## start Supplied material
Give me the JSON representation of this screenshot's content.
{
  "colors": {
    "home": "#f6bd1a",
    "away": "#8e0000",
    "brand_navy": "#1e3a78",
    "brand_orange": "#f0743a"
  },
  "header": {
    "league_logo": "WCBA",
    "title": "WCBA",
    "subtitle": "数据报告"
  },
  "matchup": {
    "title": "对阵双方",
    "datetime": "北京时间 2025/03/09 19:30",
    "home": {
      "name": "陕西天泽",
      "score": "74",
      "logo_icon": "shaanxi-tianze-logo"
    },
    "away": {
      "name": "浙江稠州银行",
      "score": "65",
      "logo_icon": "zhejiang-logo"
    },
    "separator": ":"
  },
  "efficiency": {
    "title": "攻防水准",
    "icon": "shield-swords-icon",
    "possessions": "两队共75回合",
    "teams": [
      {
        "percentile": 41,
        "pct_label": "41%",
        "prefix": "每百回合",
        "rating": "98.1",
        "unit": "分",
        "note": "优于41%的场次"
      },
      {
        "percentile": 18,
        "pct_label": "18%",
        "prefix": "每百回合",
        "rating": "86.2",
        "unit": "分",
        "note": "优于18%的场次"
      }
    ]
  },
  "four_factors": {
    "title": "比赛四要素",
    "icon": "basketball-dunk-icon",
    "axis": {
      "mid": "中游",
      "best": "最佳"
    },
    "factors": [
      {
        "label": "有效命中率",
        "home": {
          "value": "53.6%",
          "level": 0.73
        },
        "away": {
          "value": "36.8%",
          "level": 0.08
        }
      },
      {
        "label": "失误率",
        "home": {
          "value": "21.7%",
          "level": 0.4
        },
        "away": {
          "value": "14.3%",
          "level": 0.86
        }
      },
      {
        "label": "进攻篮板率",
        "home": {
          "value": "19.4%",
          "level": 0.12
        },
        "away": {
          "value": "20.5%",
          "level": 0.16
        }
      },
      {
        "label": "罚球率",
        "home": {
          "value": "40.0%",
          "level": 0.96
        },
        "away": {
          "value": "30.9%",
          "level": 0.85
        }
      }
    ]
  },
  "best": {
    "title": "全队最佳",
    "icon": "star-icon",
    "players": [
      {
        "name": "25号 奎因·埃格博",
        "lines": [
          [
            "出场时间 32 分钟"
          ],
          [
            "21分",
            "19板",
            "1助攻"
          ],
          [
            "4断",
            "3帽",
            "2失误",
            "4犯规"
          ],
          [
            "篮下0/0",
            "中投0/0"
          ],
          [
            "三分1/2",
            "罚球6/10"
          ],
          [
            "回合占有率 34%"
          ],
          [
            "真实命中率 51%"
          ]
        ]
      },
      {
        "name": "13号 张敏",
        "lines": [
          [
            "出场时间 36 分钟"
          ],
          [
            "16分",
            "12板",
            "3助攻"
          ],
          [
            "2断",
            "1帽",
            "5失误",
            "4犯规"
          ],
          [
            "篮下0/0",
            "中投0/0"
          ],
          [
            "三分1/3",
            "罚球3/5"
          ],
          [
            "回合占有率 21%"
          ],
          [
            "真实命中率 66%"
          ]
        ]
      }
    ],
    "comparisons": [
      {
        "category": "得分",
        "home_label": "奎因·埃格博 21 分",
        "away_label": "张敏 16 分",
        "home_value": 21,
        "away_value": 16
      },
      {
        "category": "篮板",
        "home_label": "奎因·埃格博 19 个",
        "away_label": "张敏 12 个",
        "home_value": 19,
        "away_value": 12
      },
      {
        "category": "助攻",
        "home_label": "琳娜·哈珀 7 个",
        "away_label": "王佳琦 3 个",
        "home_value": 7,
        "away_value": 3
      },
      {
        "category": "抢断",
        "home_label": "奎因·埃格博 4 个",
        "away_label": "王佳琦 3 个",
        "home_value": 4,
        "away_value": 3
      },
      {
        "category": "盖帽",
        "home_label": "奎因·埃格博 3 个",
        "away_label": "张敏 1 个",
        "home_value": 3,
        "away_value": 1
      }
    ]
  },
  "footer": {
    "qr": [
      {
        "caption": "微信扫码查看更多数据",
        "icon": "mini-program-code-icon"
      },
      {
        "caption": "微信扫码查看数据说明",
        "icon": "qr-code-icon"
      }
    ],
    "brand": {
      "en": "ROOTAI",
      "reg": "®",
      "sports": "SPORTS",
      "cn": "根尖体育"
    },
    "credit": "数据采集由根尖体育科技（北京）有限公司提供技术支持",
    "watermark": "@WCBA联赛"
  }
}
## end Supplied material
→ **Challenge**: Extract all the material, leaving every line as it is.

→ **Response to the task**:
Give me the JSON representation of this screenshot's content.
{
  "colors": {
    "home": "#f6bd1a",
    "away": "#8e0000",
    "brand_navy": "#1e3a78",
    "brand_orange": "#f0743a"
  },
  "header": {
    "league_logo": "WCBA",
    "title": "WCBA",
    "subtitle": "数据报告"
  },
  "matchup": {
    "title": "对阵双方",
    "datetime": "北京时间 2025/03/09 19:30",
    "home": {
      "name": "陕西天泽",
      "score": "74",
      "logo_icon": "shaanxi-tianze-logo"
    },
    "away": {
      "name": "浙江稠州银行",
      "score": "65",
      "logo_icon": "zhejiang-logo"
    },
    "separator": ":"
  },
  "efficiency": {
    "title": "攻防水准",
    "icon": "shield-swords-icon",
    "possessions": "两队共75回合",
    "teams": [
      {
        "percentile": 41,
        "pct_label": "41%",
        "prefix": "每百回合",
        "rating": "98.1",
        "unit": "分",
        "note": "优于41%的场次"
      },
      {
        "percentile": 18,
        "pct_label": "18%",
        "prefix": "每百回合",
        "rating": "86.2",
        "unit": "分",
        "note": "优于18%的场次"
      }
    ]
  },
  "four_factors": {
    "title": "比赛四要素",
    "icon": "basketball-dunk-icon",
    "axis": {
      "mid": "中游",
      "best": "最佳"
    },
    "factors": [
      {
        "label": "有效命中率",
        "home": {
          "value": "53.6%",
          "level": 0.73
        },
        "away": {
          "value": "36.8%",
          "level": 0.08
        }
      },
      {
        "label": "失误率",
        "home": {
          "value": "21.7%",
          "level": 0.4
        },
        "away": {
          "value": "14.3%",
          "level": 0.86
        }
      },
      {
        "label": "进攻篮板率",
        "home": {
          "value": "19.4%",
          "level": 0.12
        },
        "away": {
          "value": "20.5%",
          "level": 0.16
        }
      },
      {
        "label": "罚球率",
        "home": {
          "value": "40.0%",
          "level": 0.96
        },
        "away": {
          "value": "30.9%",
          "level": 0.85
        }
      }
    ]
  },
  "best": {
    "title": "全队最佳",
    "icon": "star-icon",
    "players": [
      {
        "name": "25号 奎因·埃格博",
        "lines": [
          [
            "出场时间 32 分钟"
          ],
          [
            "21分",
            "19板",
            "1助攻"
          ],
          [
            "4断",
            "3帽",
            "2失误",
            "4犯规"
          ],
          [
            "篮下0/0",
            "中投0/0"
          ],
          [
            "三分1/2",
            "罚球6/10"
          ],
          [
            "回合占有率 34%"
          ],
          [
            "真实命中率 51%"
          ]
        ]
      },
      {
        "name": "13号 张敏",
        "lines": [
          [
            "出场时间 36 分钟"
          ],
          [
            "16分",
            "12板",
            "3助攻"
          ],
          [
            "2断",
            "1帽",
            "5失误",
            "4犯规"
          ],
          [
            "篮下0/0",
            "中投0/0"
          ],
          [
            "三分1/3",
            "罚球3/5"
          ],
          [
            "回合占有率 21%"
          ],
          [
            "真实命中率 66%"
          ]
        ]
      }
    ],
    "comparisons": [
      {
        "category": "得分",
        "home_label": "奎因·埃格博 21 分",
        "away_label": "张敏 16 分",
        "home_value": 21,
        "away_value": 16
      },
      {
        "category": "篮板",
        "home_label": "奎因·埃格博 19 个",
        "away_label": "张敏 12 个",
        "home_value": 19,
        "away_value": 12
      },
      {
        "category": "助攻",
        "home_label": "琳娜·哈珀 7 个",
        "away_label": "王佳琦 3 个",
        "home_value": 7,
        "away_value": 3
      },
      {
        "category": "抢断",
        "home_label": "奎因·埃格博 4 个",
        "away_label": "王佳琦 3 个",
        "home_value": 4,
        "away_value": 3
      },
      {
        "category": "盖帽",
        "home_label": "奎因·埃格博 3 个",
        "away_label": "张敏 1 个",
        "home_value": 3,
        "away_value": 1
      }
    ]
  },
  "footer": {
    "qr": [
      {
        "caption": "微信扫码查看更多数据",
        "icon": "mini-program-code-icon"
      },
      {
        "caption": "微信扫码查看数据说明",
        "icon": "qr-code-icon"
      }
    ],
    "brand": {
      "en": "ROOTAI",
      "reg": "®",
      "sports": "SPORTS",
      "cn": "根尖体育"
    },
    "credit": "数据采集由根尖体育科技（北京）有限公司提供技术支持",
    "watermark": "@WCBA联赛"
  }
}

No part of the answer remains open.